Only a number is wanted. Count the lines holding the string "Users".

* * *

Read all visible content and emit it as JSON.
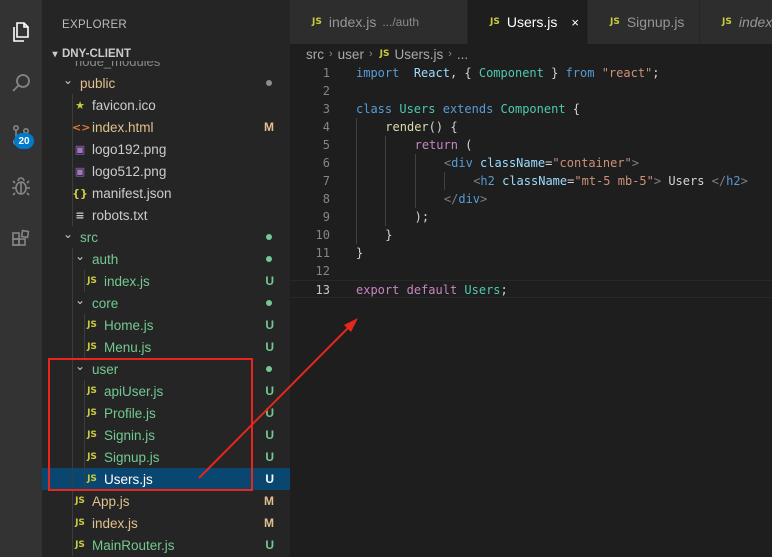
{
  "explorer": {
    "title": "EXPLORER",
    "section_title": "DNY-CLIENT",
    "cut_off_item": "node_modules"
  },
  "activity_bar": {
    "items": [
      {
        "icon": "files-icon"
      },
      {
        "icon": "search-icon"
      },
      {
        "icon": "source-control-icon",
        "badge": "20"
      },
      {
        "icon": "debug-icon"
      },
      {
        "icon": "extensions-icon"
      }
    ]
  },
  "tree": [
    {
      "label": "public",
      "type": "folder",
      "depth": 0,
      "open": true,
      "color": "#e2c08d",
      "status": "dot",
      "status_color": "#8d8d8d"
    },
    {
      "label": "favicon.ico",
      "type": "file",
      "depth": 1,
      "icon": "star-icon",
      "icon_glyph": "★",
      "icon_color": "#cbcb41",
      "color": "#cccccc"
    },
    {
      "label": "index.html",
      "type": "file",
      "depth": 1,
      "icon": "html-icon",
      "icon_glyph": "<>",
      "icon_color": "#e37933",
      "color": "#e2c08d",
      "status": "M",
      "status_color": "#e2c08d"
    },
    {
      "label": "logo192.png",
      "type": "file",
      "depth": 1,
      "icon": "image-icon",
      "icon_glyph": "▣",
      "icon_color": "#a074c4",
      "color": "#cccccc"
    },
    {
      "label": "logo512.png",
      "type": "file",
      "depth": 1,
      "icon": "image-icon",
      "icon_glyph": "▣",
      "icon_color": "#a074c4",
      "color": "#cccccc"
    },
    {
      "label": "manifest.json",
      "type": "file",
      "depth": 1,
      "icon": "json-icon",
      "icon_glyph": "{}",
      "icon_color": "#cbcb41",
      "color": "#cccccc"
    },
    {
      "label": "robots.txt",
      "type": "file",
      "depth": 1,
      "icon": "text-file-icon",
      "icon_glyph": "≡",
      "icon_color": "#cccccc",
      "color": "#cccccc"
    },
    {
      "label": "src",
      "type": "folder",
      "depth": 0,
      "open": true,
      "color": "#73c991",
      "status": "dot",
      "status_color": "#73c991"
    },
    {
      "label": "auth",
      "type": "folder",
      "depth": 1,
      "open": true,
      "color": "#73c991",
      "status": "dot",
      "status_color": "#73c991"
    },
    {
      "label": "index.js",
      "type": "file",
      "depth": 2,
      "icon": "js-icon",
      "icon_glyph": "JS",
      "icon_color": "#cbcb41",
      "color": "#73c991",
      "status": "U",
      "status_color": "#73c991"
    },
    {
      "label": "core",
      "type": "folder",
      "depth": 1,
      "open": true,
      "color": "#73c991",
      "status": "dot",
      "status_color": "#73c991"
    },
    {
      "label": "Home.js",
      "type": "file",
      "depth": 2,
      "icon": "js-icon",
      "icon_glyph": "JS",
      "icon_color": "#cbcb41",
      "color": "#73c991",
      "status": "U",
      "status_color": "#73c991"
    },
    {
      "label": "Menu.js",
      "type": "file",
      "depth": 2,
      "icon": "js-icon",
      "icon_glyph": "JS",
      "icon_color": "#cbcb41",
      "color": "#73c991",
      "status": "U",
      "status_color": "#73c991"
    },
    {
      "label": "user",
      "type": "folder",
      "depth": 1,
      "open": true,
      "color": "#73c991",
      "status": "dot",
      "status_color": "#73c991"
    },
    {
      "label": "apiUser.js",
      "type": "file",
      "depth": 2,
      "icon": "js-icon",
      "icon_glyph": "JS",
      "icon_color": "#cbcb41",
      "color": "#73c991",
      "status": "U",
      "status_color": "#73c991"
    },
    {
      "label": "Profile.js",
      "type": "file",
      "depth": 2,
      "icon": "js-icon",
      "icon_glyph": "JS",
      "icon_color": "#cbcb41",
      "color": "#73c991",
      "status": "U",
      "status_color": "#73c991"
    },
    {
      "label": "Signin.js",
      "type": "file",
      "depth": 2,
      "icon": "js-icon",
      "icon_glyph": "JS",
      "icon_color": "#cbcb41",
      "color": "#73c991",
      "status": "U",
      "status_color": "#73c991"
    },
    {
      "label": "Signup.js",
      "type": "file",
      "depth": 2,
      "icon": "js-icon",
      "icon_glyph": "JS",
      "icon_color": "#cbcb41",
      "color": "#73c991",
      "status": "U",
      "status_color": "#73c991"
    },
    {
      "label": "Users.js",
      "type": "file",
      "depth": 2,
      "icon": "js-icon",
      "icon_glyph": "JS",
      "icon_color": "#cbcb41",
      "color": "#ffffff",
      "status": "U",
      "status_color": "#ffffff",
      "selected": true
    },
    {
      "label": "App.js",
      "type": "file",
      "depth": 1,
      "icon": "js-icon",
      "icon_glyph": "JS",
      "icon_color": "#cbcb41",
      "color": "#e2c08d",
      "status": "M",
      "status_color": "#e2c08d"
    },
    {
      "label": "index.js",
      "type": "file",
      "depth": 1,
      "icon": "js-icon",
      "icon_glyph": "JS",
      "icon_color": "#cbcb41",
      "color": "#e2c08d",
      "status": "M",
      "status_color": "#e2c08d"
    },
    {
      "label": "MainRouter.js",
      "type": "file",
      "depth": 1,
      "icon": "js-icon",
      "icon_glyph": "JS",
      "icon_color": "#cbcb41",
      "color": "#73c991",
      "status": "U",
      "status_color": "#73c991"
    }
  ],
  "tabs": [
    {
      "name": "index.js",
      "desc": ".../auth",
      "active": false,
      "italic": false,
      "close": ""
    },
    {
      "name": "Users.js",
      "desc": "",
      "active": true,
      "italic": false,
      "close": "×"
    },
    {
      "name": "Signup.js",
      "desc": "",
      "active": false,
      "italic": false,
      "close": ""
    },
    {
      "name": "index",
      "desc": "",
      "active": false,
      "italic": true,
      "close": ""
    }
  ],
  "breadcrumb": {
    "parts": [
      "src",
      "user"
    ],
    "file": "Users.js",
    "tail": "..."
  },
  "editor": {
    "current_line": 13,
    "lines": [
      {
        "n": "1",
        "indent": 0,
        "tokens": [
          [
            "kw",
            "import"
          ],
          [
            "",
            "  "
          ],
          [
            "id",
            "React"
          ],
          [
            "",
            ", { "
          ],
          [
            "cls",
            "Component"
          ],
          [
            "",
            " } "
          ],
          [
            "kw",
            "from"
          ],
          [
            "",
            " "
          ],
          [
            "str",
            "\"react\""
          ],
          [
            "",
            ";"
          ]
        ]
      },
      {
        "n": "2",
        "indent": 0,
        "tokens": []
      },
      {
        "n": "3",
        "indent": 0,
        "tokens": [
          [
            "kw",
            "class"
          ],
          [
            "",
            " "
          ],
          [
            "cls",
            "Users"
          ],
          [
            "",
            " "
          ],
          [
            "kw",
            "extends"
          ],
          [
            "",
            " "
          ],
          [
            "cls",
            "Component"
          ],
          [
            "",
            " {"
          ]
        ]
      },
      {
        "n": "4",
        "indent": 1,
        "tokens": [
          [
            "fn",
            "render"
          ],
          [
            "",
            "() {"
          ]
        ]
      },
      {
        "n": "5",
        "indent": 2,
        "tokens": [
          [
            "kc",
            "return"
          ],
          [
            "",
            " ("
          ]
        ]
      },
      {
        "n": "6",
        "indent": 3,
        "tokens": [
          [
            "br",
            "<"
          ],
          [
            "tag",
            "div"
          ],
          [
            "",
            " "
          ],
          [
            "attr",
            "className"
          ],
          [
            "",
            "="
          ],
          [
            "str",
            "\"container\""
          ],
          [
            "br",
            ">"
          ]
        ]
      },
      {
        "n": "7",
        "indent": 4,
        "tokens": [
          [
            "br",
            "<"
          ],
          [
            "tag",
            "h2"
          ],
          [
            "",
            " "
          ],
          [
            "attr",
            "className"
          ],
          [
            "",
            "="
          ],
          [
            "str",
            "\"mt-5 mb-5\""
          ],
          [
            "br",
            ">"
          ],
          [
            "",
            " Users "
          ],
          [
            "br",
            "</"
          ],
          [
            "tag",
            "h2"
          ],
          [
            "br",
            ">"
          ]
        ]
      },
      {
        "n": "8",
        "indent": 3,
        "tokens": [
          [
            "br",
            "</"
          ],
          [
            "tag",
            "div"
          ],
          [
            "br",
            ">"
          ]
        ]
      },
      {
        "n": "9",
        "indent": 2,
        "tokens": [
          [
            "",
            ");"
          ]
        ]
      },
      {
        "n": "10",
        "indent": 1,
        "tokens": [
          [
            "",
            "}"
          ]
        ]
      },
      {
        "n": "11",
        "indent": 0,
        "tokens": [
          [
            "",
            "}"
          ]
        ]
      },
      {
        "n": "12",
        "indent": 0,
        "tokens": []
      },
      {
        "n": "13",
        "indent": 0,
        "tokens": [
          [
            "kc",
            "export"
          ],
          [
            "",
            " "
          ],
          [
            "kc",
            "default"
          ],
          [
            "",
            " "
          ],
          [
            "cls",
            "Users"
          ],
          [
            "",
            ";"
          ]
        ]
      }
    ]
  },
  "colors": {
    "accent": "#007acc",
    "selection": "#094771",
    "untracked": "#73c991",
    "modified": "#e2c08d",
    "annotation": "#e8261d"
  }
}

* * *

▶ [Task response] 6